Requirements » Tally every line of the listing where the string "First" is found, and state the total alone.

Supplied data »
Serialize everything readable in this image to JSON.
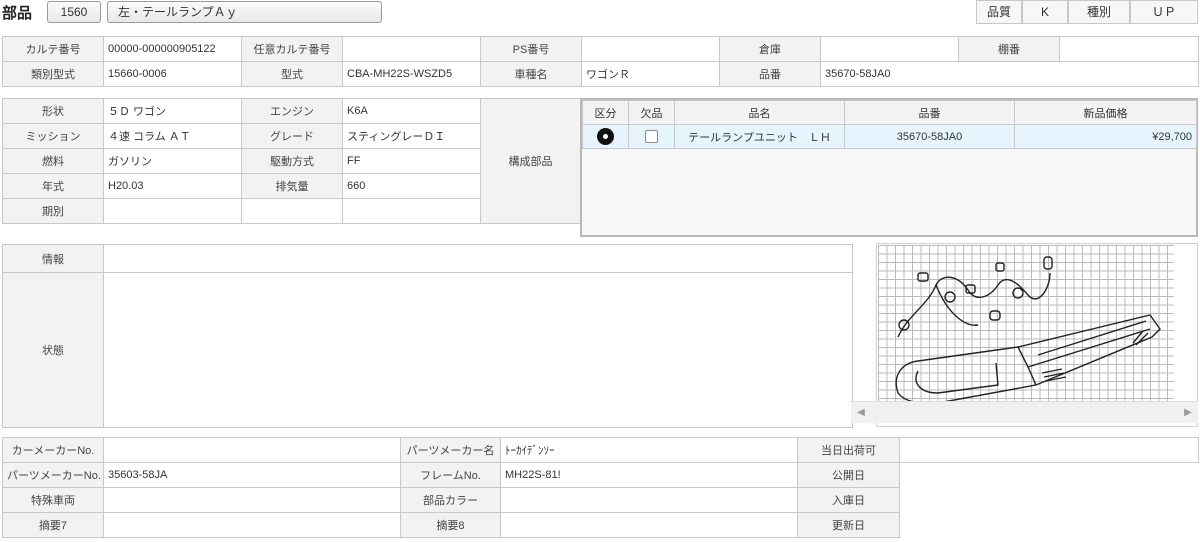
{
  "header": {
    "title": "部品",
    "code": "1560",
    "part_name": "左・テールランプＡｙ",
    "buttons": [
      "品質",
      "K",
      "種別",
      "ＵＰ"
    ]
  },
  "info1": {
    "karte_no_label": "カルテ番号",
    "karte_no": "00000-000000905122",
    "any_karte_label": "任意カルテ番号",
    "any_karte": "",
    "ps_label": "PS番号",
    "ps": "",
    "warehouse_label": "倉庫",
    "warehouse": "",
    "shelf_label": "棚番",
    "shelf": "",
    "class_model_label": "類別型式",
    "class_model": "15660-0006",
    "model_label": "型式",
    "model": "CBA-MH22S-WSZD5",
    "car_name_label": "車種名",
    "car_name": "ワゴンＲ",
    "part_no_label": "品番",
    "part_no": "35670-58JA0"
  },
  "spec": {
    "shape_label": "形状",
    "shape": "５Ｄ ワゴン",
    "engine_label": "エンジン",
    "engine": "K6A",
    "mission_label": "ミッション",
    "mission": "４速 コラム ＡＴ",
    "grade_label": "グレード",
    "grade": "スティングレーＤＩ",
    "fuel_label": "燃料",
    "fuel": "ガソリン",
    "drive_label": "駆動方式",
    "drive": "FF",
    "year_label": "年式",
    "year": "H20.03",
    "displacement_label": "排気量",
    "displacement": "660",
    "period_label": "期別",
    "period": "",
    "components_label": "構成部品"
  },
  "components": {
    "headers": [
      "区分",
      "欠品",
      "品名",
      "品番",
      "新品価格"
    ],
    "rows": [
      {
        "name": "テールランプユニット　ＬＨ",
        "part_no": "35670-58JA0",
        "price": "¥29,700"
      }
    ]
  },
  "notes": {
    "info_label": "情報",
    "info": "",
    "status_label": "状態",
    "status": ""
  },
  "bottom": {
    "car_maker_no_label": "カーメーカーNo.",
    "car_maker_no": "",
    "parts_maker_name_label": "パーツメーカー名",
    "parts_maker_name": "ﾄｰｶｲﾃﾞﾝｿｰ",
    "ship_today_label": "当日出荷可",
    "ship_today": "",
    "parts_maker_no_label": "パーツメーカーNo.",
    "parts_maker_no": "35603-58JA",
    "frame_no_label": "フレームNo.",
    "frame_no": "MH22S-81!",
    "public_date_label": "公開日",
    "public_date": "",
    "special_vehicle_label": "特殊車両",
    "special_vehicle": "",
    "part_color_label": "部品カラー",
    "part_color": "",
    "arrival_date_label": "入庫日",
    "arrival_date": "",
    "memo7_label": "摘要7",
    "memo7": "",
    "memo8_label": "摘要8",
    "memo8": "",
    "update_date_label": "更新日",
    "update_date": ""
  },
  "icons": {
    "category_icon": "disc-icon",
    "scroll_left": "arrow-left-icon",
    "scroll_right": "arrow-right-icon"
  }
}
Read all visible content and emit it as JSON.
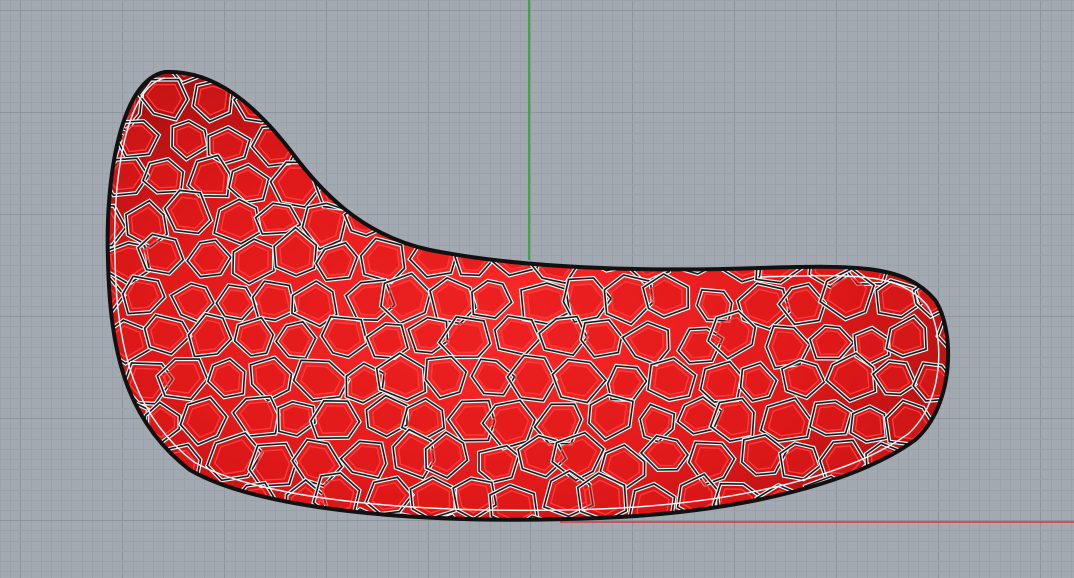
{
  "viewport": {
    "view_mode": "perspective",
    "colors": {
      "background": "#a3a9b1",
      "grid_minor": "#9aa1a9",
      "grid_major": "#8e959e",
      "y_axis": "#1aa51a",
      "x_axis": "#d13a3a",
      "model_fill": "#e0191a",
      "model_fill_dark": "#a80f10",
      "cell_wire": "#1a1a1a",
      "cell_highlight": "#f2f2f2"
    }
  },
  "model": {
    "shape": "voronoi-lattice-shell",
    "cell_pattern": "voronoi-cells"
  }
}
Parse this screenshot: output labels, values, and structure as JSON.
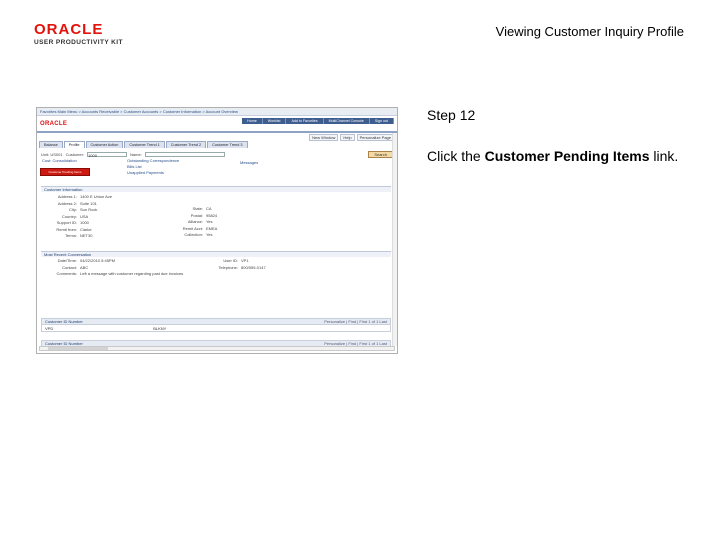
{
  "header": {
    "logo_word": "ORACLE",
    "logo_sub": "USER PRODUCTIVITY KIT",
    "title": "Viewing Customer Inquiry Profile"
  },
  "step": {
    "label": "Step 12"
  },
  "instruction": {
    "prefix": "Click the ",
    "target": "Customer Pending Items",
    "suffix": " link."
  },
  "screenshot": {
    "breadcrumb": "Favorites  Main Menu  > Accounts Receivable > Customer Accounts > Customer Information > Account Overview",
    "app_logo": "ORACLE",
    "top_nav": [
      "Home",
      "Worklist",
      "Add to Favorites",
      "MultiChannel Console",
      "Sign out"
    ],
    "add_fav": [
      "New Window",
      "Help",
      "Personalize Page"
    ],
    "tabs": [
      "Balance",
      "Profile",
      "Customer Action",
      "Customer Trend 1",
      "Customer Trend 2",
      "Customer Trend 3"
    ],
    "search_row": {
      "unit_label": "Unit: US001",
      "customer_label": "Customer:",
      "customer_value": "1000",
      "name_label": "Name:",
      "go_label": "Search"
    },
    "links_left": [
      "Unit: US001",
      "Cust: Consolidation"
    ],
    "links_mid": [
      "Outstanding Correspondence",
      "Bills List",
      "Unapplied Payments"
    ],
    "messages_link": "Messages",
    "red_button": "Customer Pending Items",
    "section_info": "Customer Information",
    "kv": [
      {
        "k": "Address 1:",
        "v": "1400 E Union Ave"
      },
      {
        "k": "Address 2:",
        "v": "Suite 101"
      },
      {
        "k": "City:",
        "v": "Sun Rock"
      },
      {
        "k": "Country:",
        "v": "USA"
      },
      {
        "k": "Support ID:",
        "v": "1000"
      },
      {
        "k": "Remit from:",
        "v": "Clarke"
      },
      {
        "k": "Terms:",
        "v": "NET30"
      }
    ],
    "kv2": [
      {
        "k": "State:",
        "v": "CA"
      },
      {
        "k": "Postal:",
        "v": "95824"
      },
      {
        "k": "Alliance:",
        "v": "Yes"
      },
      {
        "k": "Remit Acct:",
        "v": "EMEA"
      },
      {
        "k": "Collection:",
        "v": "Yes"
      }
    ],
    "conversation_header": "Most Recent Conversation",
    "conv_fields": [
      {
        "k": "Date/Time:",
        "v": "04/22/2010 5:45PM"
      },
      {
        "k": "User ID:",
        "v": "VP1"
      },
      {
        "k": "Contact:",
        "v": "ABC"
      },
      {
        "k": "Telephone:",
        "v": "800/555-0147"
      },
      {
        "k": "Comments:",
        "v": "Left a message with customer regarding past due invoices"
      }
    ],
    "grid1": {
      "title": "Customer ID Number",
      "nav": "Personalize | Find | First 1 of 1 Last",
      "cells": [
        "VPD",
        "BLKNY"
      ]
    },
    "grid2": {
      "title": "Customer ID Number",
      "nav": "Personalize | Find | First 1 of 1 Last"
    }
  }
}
* * *
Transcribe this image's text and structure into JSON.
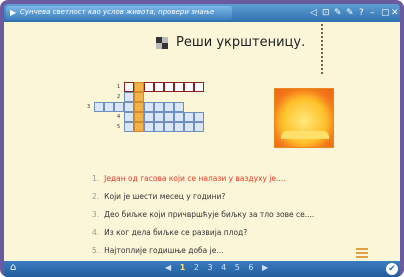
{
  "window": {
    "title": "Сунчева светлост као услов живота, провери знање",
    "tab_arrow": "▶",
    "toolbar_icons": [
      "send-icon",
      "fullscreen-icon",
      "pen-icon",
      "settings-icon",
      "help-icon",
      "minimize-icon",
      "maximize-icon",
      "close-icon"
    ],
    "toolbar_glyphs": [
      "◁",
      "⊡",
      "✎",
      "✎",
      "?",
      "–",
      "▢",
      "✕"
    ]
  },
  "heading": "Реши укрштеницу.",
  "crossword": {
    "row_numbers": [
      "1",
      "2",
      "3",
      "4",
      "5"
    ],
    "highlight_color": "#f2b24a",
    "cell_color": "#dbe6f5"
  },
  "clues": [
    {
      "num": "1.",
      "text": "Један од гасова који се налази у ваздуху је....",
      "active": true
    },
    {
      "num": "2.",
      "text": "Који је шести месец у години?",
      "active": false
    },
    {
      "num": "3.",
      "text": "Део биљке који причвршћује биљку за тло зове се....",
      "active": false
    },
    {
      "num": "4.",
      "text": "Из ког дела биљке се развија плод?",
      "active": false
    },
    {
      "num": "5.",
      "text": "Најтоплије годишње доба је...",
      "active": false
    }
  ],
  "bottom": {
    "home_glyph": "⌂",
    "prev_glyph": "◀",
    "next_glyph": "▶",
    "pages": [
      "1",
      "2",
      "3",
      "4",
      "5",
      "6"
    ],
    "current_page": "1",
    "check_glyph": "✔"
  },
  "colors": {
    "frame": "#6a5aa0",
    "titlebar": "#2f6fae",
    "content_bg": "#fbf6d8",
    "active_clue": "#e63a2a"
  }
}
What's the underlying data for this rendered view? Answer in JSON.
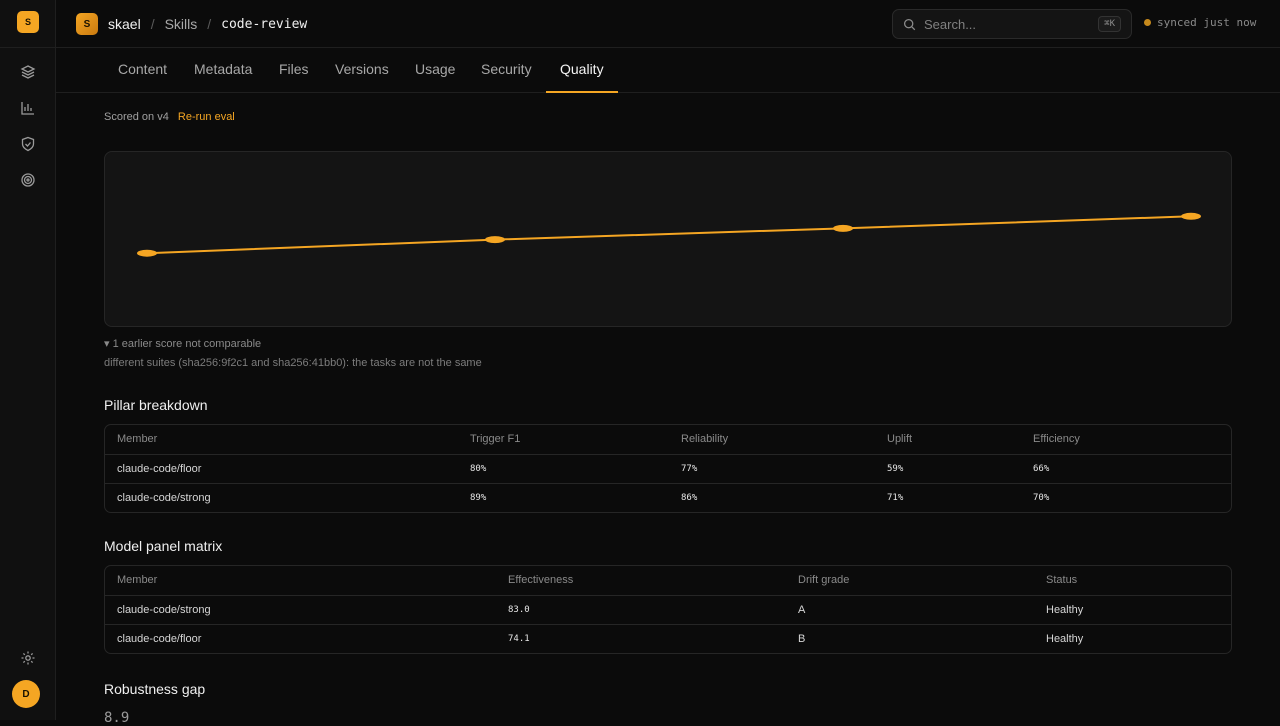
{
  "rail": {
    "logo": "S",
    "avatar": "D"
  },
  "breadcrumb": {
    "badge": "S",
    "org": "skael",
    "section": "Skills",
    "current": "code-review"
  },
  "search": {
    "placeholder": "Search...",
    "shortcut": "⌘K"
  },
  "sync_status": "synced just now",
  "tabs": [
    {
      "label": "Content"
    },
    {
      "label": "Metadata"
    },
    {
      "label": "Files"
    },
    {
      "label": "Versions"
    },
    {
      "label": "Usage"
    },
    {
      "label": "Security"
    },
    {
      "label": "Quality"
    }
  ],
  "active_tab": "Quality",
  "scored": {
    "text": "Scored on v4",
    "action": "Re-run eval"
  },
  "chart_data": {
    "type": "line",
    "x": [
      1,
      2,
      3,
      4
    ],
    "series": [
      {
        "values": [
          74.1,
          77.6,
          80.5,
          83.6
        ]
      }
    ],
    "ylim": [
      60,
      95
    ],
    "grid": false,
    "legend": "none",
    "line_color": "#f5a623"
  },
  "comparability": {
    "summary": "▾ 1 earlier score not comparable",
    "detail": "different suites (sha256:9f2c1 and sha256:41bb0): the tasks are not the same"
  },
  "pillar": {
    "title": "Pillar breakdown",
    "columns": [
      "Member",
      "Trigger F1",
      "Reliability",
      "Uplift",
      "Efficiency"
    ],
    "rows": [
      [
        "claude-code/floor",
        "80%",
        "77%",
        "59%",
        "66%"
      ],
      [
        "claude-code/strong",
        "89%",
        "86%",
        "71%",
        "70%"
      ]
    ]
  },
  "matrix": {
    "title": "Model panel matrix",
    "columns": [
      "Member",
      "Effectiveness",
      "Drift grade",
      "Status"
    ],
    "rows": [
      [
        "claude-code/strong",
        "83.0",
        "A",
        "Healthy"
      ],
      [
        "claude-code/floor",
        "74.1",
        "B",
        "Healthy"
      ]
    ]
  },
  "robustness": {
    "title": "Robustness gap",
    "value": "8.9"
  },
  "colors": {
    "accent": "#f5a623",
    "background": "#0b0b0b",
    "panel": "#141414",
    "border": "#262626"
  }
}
* * *
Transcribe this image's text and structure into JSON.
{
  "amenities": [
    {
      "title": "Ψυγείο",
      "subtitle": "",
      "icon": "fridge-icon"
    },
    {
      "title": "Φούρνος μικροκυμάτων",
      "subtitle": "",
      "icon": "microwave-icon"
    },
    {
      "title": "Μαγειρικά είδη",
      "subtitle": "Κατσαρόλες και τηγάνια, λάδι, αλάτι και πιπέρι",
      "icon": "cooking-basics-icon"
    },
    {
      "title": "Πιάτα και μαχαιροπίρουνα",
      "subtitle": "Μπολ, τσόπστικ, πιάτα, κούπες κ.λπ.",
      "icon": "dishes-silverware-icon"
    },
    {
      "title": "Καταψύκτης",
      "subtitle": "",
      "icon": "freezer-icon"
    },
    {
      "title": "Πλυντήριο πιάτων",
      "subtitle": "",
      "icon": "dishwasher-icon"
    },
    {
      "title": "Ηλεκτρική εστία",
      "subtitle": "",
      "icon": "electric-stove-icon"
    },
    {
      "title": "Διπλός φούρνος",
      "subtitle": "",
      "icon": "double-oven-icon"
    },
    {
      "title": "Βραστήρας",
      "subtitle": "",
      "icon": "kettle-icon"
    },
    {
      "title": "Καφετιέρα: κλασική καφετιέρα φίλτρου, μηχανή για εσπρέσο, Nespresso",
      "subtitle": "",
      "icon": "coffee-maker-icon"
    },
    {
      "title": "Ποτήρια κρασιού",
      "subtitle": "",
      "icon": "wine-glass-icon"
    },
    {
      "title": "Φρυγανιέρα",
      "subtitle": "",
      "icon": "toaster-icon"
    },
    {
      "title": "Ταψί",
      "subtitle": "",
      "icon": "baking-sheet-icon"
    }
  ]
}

Answer below » 2